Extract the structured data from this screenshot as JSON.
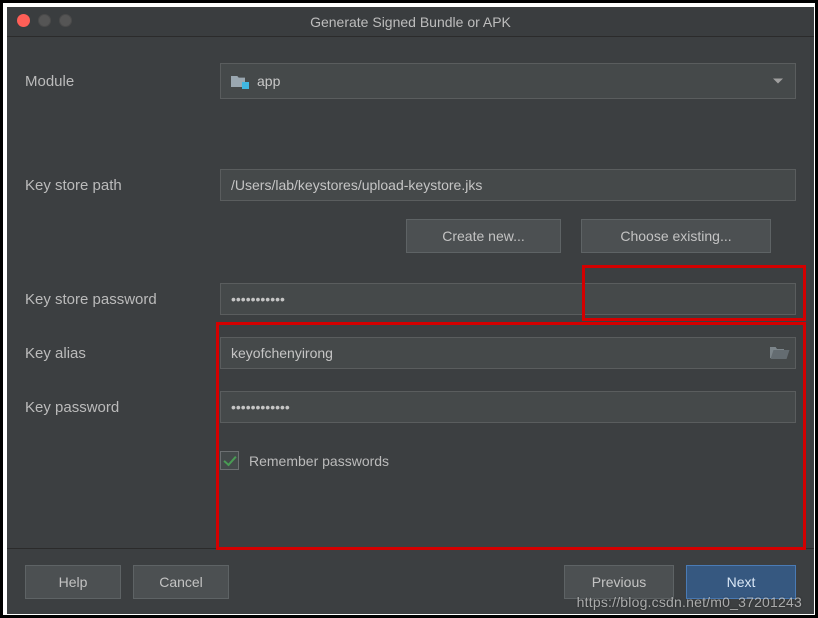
{
  "title": "Generate Signed Bundle or APK",
  "module": {
    "label": "Module",
    "selected": "app"
  },
  "keystore_path": {
    "label": "Key store path",
    "value": "/Users/lab/keystores/upload-keystore.jks"
  },
  "buttons": {
    "create_new": "Create new...",
    "choose_existing": "Choose existing..."
  },
  "keystore_password": {
    "label": "Key store password",
    "value": "keystorepw1"
  },
  "key_alias": {
    "label": "Key alias",
    "value": "keyofchenyirong"
  },
  "key_password": {
    "label": "Key password",
    "value": "keypassword1"
  },
  "remember": {
    "label": "Remember passwords",
    "checked": true
  },
  "footer": {
    "help": "Help",
    "cancel": "Cancel",
    "previous": "Previous",
    "next": "Next"
  },
  "watermark": "https://blog.csdn.net/m0_37201243"
}
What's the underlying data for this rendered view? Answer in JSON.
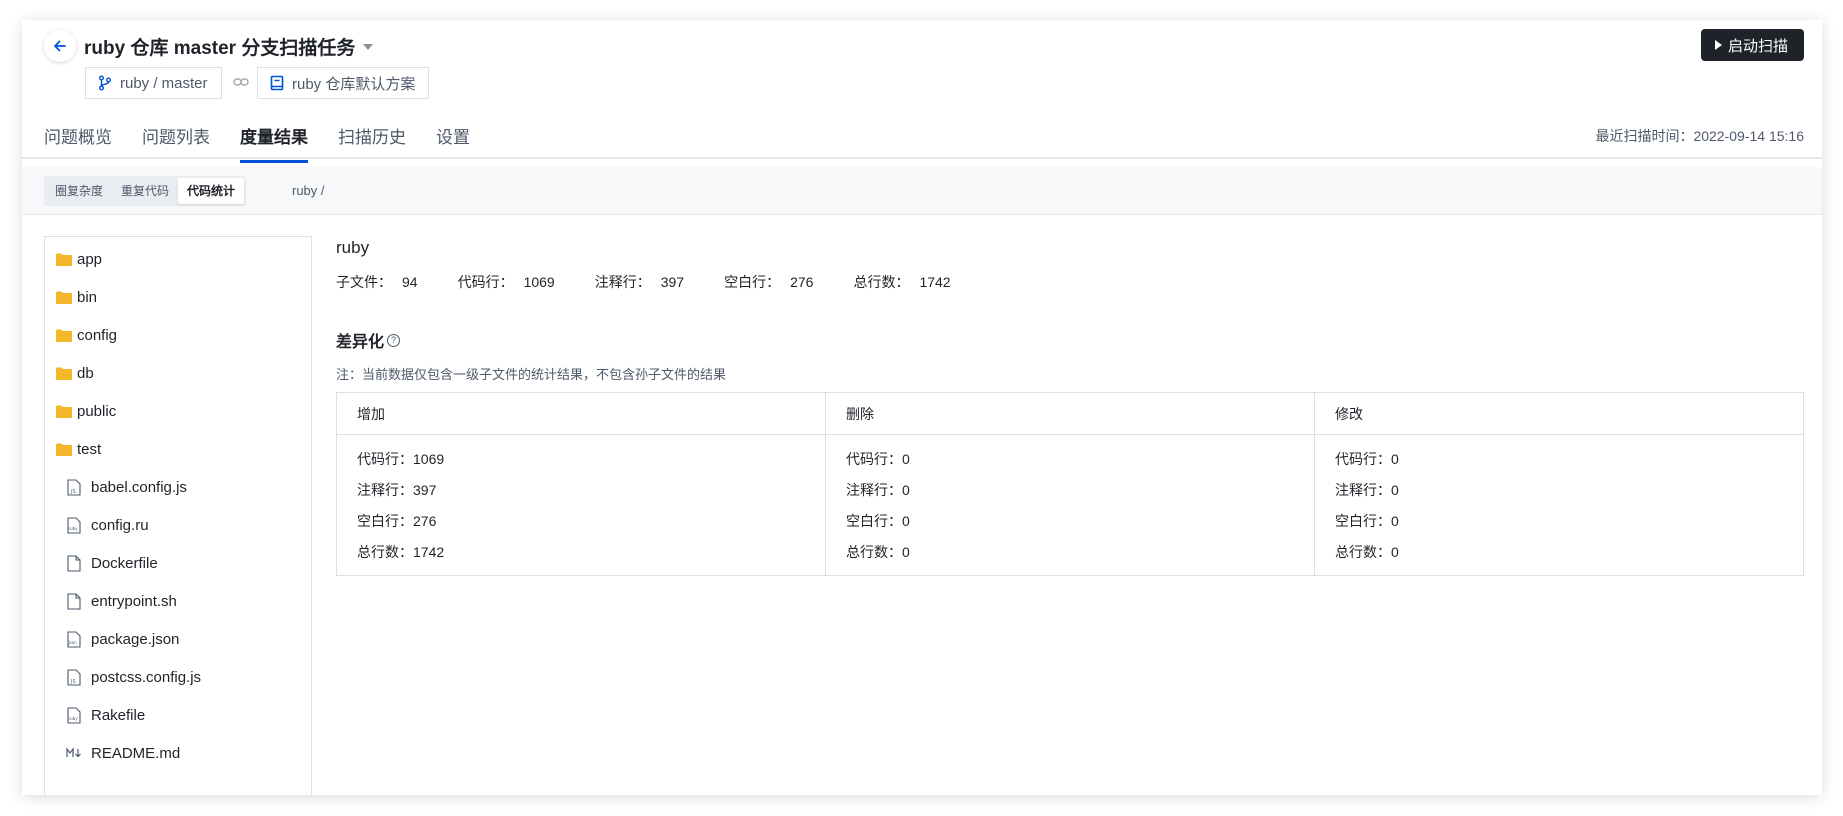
{
  "header": {
    "title": "ruby 仓库 master 分支扫描任务",
    "branch": "ruby / master",
    "scheme": "ruby 仓库默认方案",
    "start_scan_label": "启动扫描"
  },
  "tabs": [
    {
      "label": "问题概览",
      "active": false
    },
    {
      "label": "问题列表",
      "active": false
    },
    {
      "label": "度量结果",
      "active": true
    },
    {
      "label": "扫描历史",
      "active": false
    },
    {
      "label": "设置",
      "active": false
    }
  ],
  "last_scan": "最近扫描时间：2022-09-14 15:16",
  "subtabs": [
    {
      "label": "圈复杂度",
      "active": false
    },
    {
      "label": "重复代码",
      "active": false
    },
    {
      "label": "代码统计",
      "active": true
    }
  ],
  "breadcrumb": "ruby /",
  "tree": {
    "folders": [
      "app",
      "bin",
      "config",
      "db",
      "public",
      "test"
    ],
    "files": [
      {
        "name": "babel.config.js",
        "icon": "js-file-icon"
      },
      {
        "name": "config.ru",
        "icon": "ruby-file-icon"
      },
      {
        "name": "Dockerfile",
        "icon": "file-icon"
      },
      {
        "name": "entrypoint.sh",
        "icon": "file-icon"
      },
      {
        "name": "package.json",
        "icon": "json-file-icon"
      },
      {
        "name": "postcss.config.js",
        "icon": "js-file-icon"
      },
      {
        "name": "Rakefile",
        "icon": "ruby-file-icon"
      },
      {
        "name": "README.md",
        "icon": "markdown-file-icon"
      }
    ]
  },
  "summary": {
    "name": "ruby",
    "stats": [
      {
        "label": "子文件：",
        "value": "94"
      },
      {
        "label": "代码行：",
        "value": "1069"
      },
      {
        "label": "注释行：",
        "value": "397"
      },
      {
        "label": "空白行：",
        "value": "276"
      },
      {
        "label": "总行数：",
        "value": "1742"
      }
    ]
  },
  "diff": {
    "title": "差异化",
    "note": "注：当前数据仅包含一级子文件的统计结果，不包含孙子文件的结果",
    "columns": [
      {
        "header": "增加",
        "rows": [
          "代码行：1069",
          "注释行：397",
          "空白行：276",
          "总行数：1742"
        ]
      },
      {
        "header": "删除",
        "rows": [
          "代码行：0",
          "注释行：0",
          "空白行：0",
          "总行数：0"
        ]
      },
      {
        "header": "修改",
        "rows": [
          "代码行：0",
          "注释行：0",
          "空白行：0",
          "总行数：0"
        ]
      }
    ]
  },
  "colors": {
    "accent": "#0052d9",
    "folder": "#f5b72a",
    "dark_button": "#1f2329"
  }
}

_EXERCISE:_
Without the pictures, restate all of the entries above verbatim.

_RESULT OF THE TASK:_
Extract the structured data from this screenshot as JSON.
{
  "title": "Generate Signed Bundle or APK",
  "module": {
    "label": "Module",
    "selected": "app"
  },
  "keystore_path": {
    "label": "Key store path",
    "value": "/Users/lab/keystores/upload-keystore.jks"
  },
  "buttons": {
    "create_new": "Create new...",
    "choose_existing": "Choose existing..."
  },
  "keystore_password": {
    "label": "Key store password",
    "value": "keystorepw1"
  },
  "key_alias": {
    "label": "Key alias",
    "value": "keyofchenyirong"
  },
  "key_password": {
    "label": "Key password",
    "value": "keypassword1"
  },
  "remember": {
    "label": "Remember passwords",
    "checked": true
  },
  "footer": {
    "help": "Help",
    "cancel": "Cancel",
    "previous": "Previous",
    "next": "Next"
  },
  "watermark": "https://blog.csdn.net/m0_37201243"
}
What's the underlying data for this rendered view? Answer in JSON.
{
  "header": {
    "title": "ruby 仓库 master 分支扫描任务",
    "branch": "ruby / master",
    "scheme": "ruby 仓库默认方案",
    "start_scan_label": "启动扫描"
  },
  "tabs": [
    {
      "label": "问题概览",
      "active": false
    },
    {
      "label": "问题列表",
      "active": false
    },
    {
      "label": "度量结果",
      "active": true
    },
    {
      "label": "扫描历史",
      "active": false
    },
    {
      "label": "设置",
      "active": false
    }
  ],
  "last_scan": "最近扫描时间：2022-09-14 15:16",
  "subtabs": [
    {
      "label": "圈复杂度",
      "active": false
    },
    {
      "label": "重复代码",
      "active": false
    },
    {
      "label": "代码统计",
      "active": true
    }
  ],
  "breadcrumb": "ruby /",
  "tree": {
    "folders": [
      "app",
      "bin",
      "config",
      "db",
      "public",
      "test"
    ],
    "files": [
      {
        "name": "babel.config.js",
        "icon": "js-file-icon"
      },
      {
        "name": "config.ru",
        "icon": "ruby-file-icon"
      },
      {
        "name": "Dockerfile",
        "icon": "file-icon"
      },
      {
        "name": "entrypoint.sh",
        "icon": "file-icon"
      },
      {
        "name": "package.json",
        "icon": "json-file-icon"
      },
      {
        "name": "postcss.config.js",
        "icon": "js-file-icon"
      },
      {
        "name": "Rakefile",
        "icon": "ruby-file-icon"
      },
      {
        "name": "README.md",
        "icon": "markdown-file-icon"
      }
    ]
  },
  "summary": {
    "name": "ruby",
    "stats": [
      {
        "label": "子文件：",
        "value": "94"
      },
      {
        "label": "代码行：",
        "value": "1069"
      },
      {
        "label": "注释行：",
        "value": "397"
      },
      {
        "label": "空白行：",
        "value": "276"
      },
      {
        "label": "总行数：",
        "value": "1742"
      }
    ]
  },
  "diff": {
    "title": "差异化",
    "note": "注：当前数据仅包含一级子文件的统计结果，不包含孙子文件的结果",
    "columns": [
      {
        "header": "增加",
        "rows": [
          "代码行：1069",
          "注释行：397",
          "空白行：276",
          "总行数：1742"
        ]
      },
      {
        "header": "删除",
        "rows": [
          "代码行：0",
          "注释行：0",
          "空白行：0",
          "总行数：0"
        ]
      },
      {
        "header": "修改",
        "rows": [
          "代码行：0",
          "注释行：0",
          "空白行：0",
          "总行数：0"
        ]
      }
    ]
  },
  "colors": {
    "accent": "#0052d9",
    "folder": "#f5b72a",
    "dark_button": "#1f2329"
  }
}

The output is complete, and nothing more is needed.